:: DATA SHOWN
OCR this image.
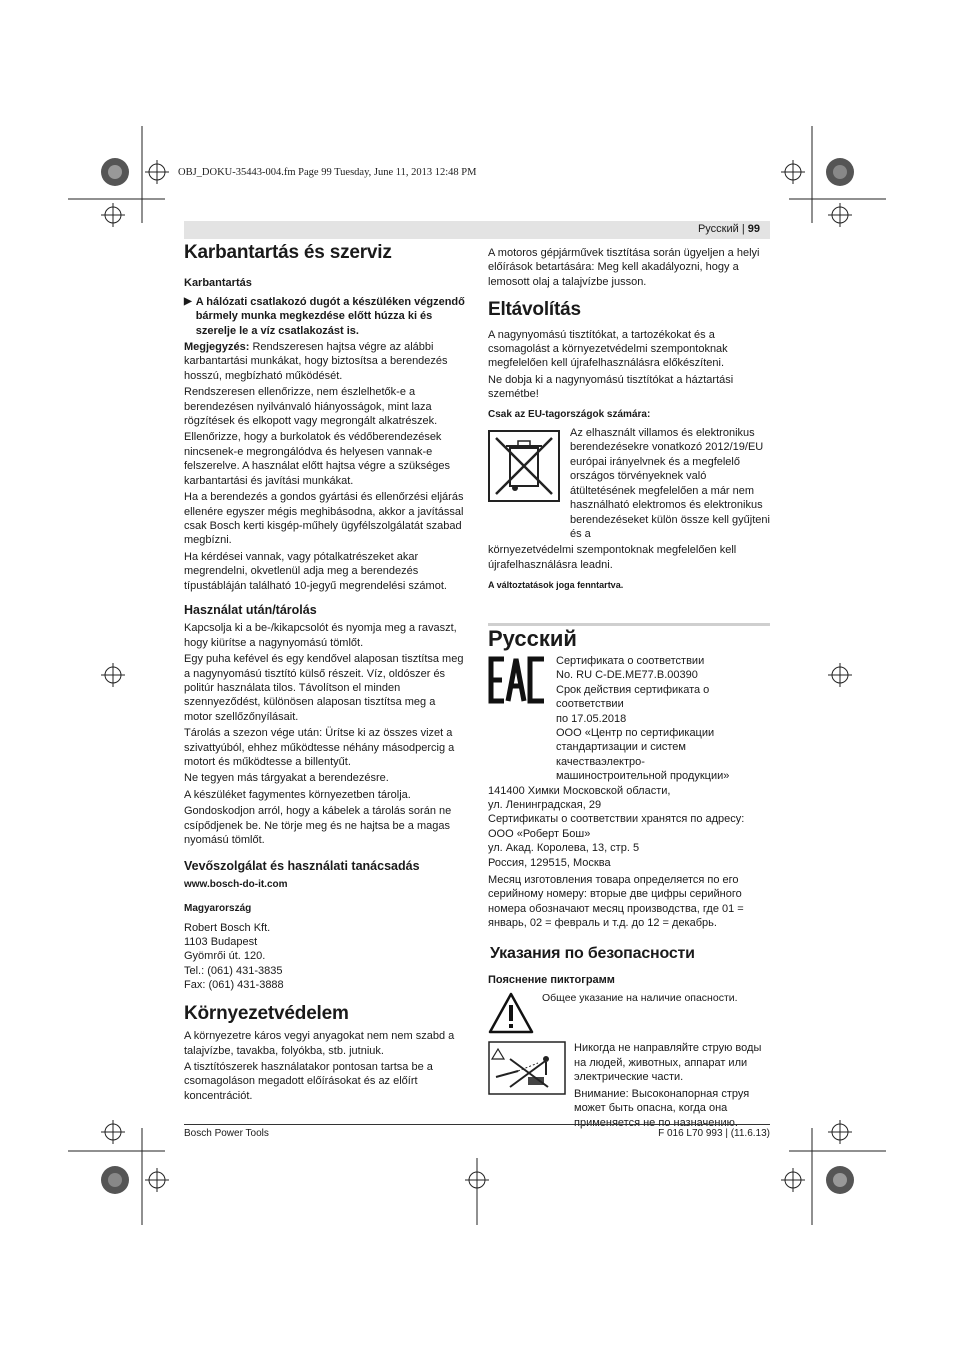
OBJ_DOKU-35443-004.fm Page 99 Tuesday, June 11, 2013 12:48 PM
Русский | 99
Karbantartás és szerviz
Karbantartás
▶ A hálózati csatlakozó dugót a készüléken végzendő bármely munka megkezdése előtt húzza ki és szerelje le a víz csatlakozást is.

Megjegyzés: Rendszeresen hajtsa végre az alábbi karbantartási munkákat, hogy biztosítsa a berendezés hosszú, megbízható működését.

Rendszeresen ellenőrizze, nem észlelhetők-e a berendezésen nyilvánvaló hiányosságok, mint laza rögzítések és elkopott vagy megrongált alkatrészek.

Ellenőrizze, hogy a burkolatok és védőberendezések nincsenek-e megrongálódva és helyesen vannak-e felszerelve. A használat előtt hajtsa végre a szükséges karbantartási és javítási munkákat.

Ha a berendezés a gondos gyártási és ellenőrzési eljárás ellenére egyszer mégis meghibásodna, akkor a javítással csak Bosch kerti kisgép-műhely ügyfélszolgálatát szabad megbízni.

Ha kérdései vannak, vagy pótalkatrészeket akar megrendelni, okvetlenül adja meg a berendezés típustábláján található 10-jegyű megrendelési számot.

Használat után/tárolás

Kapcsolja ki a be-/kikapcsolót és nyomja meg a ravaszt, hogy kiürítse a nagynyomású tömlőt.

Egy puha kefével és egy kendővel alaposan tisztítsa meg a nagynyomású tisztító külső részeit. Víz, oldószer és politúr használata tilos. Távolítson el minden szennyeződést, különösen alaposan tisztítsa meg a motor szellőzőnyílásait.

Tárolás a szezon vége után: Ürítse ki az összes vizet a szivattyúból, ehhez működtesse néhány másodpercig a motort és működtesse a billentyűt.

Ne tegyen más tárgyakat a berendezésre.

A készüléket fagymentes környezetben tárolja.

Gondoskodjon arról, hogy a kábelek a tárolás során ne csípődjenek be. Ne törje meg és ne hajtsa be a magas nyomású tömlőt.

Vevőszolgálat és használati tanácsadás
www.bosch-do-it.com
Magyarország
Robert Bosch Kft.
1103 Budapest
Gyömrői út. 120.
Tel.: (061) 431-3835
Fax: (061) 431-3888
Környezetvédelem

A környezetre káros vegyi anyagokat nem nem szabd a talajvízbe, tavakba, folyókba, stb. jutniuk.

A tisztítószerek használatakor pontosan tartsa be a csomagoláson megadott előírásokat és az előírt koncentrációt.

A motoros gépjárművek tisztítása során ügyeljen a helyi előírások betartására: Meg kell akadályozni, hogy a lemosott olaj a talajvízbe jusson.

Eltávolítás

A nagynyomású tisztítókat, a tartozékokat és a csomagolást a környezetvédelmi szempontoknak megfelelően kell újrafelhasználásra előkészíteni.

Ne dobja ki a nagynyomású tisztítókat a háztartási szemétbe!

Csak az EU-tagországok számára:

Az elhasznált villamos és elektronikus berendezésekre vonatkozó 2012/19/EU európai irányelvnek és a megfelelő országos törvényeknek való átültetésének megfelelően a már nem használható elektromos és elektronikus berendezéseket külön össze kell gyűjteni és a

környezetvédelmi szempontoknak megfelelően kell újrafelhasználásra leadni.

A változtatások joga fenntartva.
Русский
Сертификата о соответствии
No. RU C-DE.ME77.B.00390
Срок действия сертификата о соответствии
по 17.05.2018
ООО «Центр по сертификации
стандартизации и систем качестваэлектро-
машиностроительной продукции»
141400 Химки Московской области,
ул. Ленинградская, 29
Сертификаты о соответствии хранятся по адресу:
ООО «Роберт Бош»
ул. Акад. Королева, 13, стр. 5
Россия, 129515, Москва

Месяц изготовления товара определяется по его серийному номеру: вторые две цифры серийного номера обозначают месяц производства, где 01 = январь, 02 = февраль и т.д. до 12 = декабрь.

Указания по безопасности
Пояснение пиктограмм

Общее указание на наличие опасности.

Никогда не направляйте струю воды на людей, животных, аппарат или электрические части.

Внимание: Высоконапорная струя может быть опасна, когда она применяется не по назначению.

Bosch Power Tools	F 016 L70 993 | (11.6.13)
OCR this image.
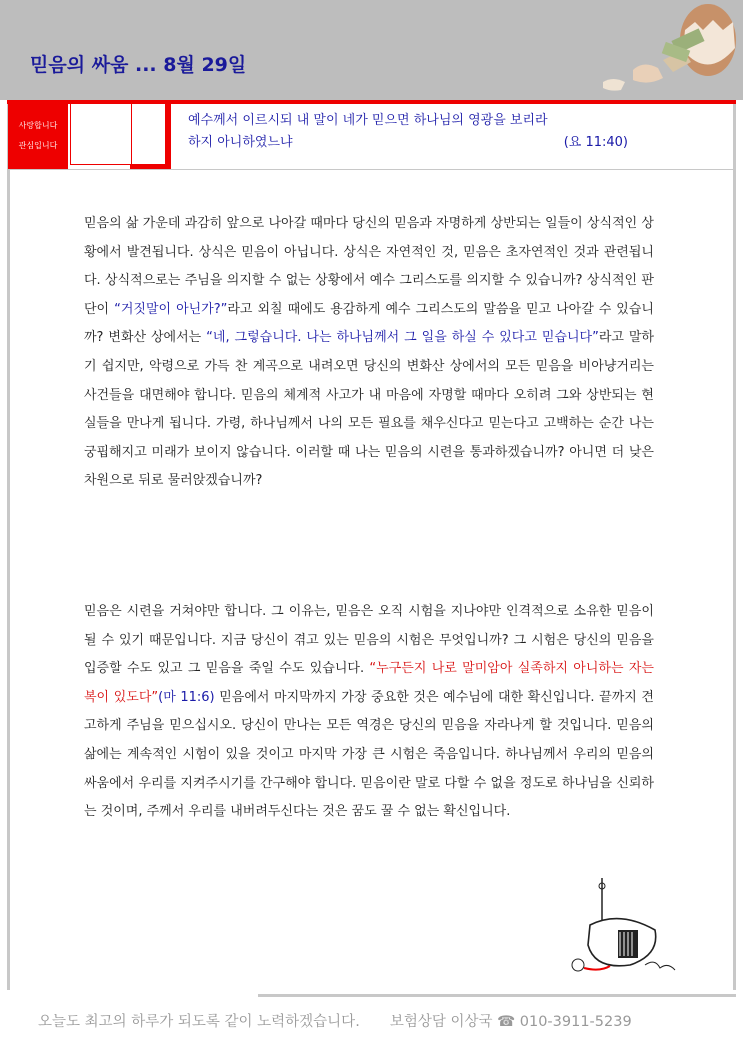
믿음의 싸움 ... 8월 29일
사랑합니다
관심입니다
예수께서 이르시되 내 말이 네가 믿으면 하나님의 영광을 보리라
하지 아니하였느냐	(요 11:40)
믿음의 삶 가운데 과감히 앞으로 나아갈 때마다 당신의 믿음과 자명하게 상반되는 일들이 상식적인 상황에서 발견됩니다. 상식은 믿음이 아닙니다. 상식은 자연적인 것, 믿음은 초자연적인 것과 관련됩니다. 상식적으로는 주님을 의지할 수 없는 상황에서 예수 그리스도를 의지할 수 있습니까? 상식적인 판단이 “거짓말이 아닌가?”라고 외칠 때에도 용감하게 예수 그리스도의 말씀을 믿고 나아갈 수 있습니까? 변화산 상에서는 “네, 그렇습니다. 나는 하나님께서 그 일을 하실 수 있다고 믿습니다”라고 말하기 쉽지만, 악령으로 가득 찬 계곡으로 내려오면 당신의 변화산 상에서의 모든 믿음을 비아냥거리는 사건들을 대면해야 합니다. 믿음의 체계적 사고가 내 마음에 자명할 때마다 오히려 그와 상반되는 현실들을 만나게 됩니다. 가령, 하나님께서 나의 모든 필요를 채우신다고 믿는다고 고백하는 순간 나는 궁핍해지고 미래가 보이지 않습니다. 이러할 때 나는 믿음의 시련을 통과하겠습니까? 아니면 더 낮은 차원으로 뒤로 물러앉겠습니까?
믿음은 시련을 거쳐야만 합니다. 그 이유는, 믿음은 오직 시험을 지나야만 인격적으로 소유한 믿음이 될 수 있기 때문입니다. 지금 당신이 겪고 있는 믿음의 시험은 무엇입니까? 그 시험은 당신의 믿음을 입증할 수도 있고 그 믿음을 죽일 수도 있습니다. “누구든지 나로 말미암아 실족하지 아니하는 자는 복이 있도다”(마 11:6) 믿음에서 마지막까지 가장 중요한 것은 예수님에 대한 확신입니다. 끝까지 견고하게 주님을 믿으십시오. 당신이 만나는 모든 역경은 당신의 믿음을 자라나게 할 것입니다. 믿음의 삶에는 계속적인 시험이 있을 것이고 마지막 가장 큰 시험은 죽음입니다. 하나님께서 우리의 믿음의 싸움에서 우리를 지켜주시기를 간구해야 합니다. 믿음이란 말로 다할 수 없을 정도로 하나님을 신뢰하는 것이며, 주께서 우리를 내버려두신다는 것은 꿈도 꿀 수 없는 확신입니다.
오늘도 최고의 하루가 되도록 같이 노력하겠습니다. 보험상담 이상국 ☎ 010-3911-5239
::::
WHAT THE EXERCISE ASKS
Gather every line from the listing above in which "környezetvédelmi" appears, and copy those lines.

COMPLETED TASK
A nagynyomású tisztítókat, a tartozékokat és a csomagolást a környezetvédelmi szempontoknak megfelelően kell újrafelhasználásra előkészíteni.
környezetvédelmi szempontoknak megfelelően kell újrafelhasználásra leadni.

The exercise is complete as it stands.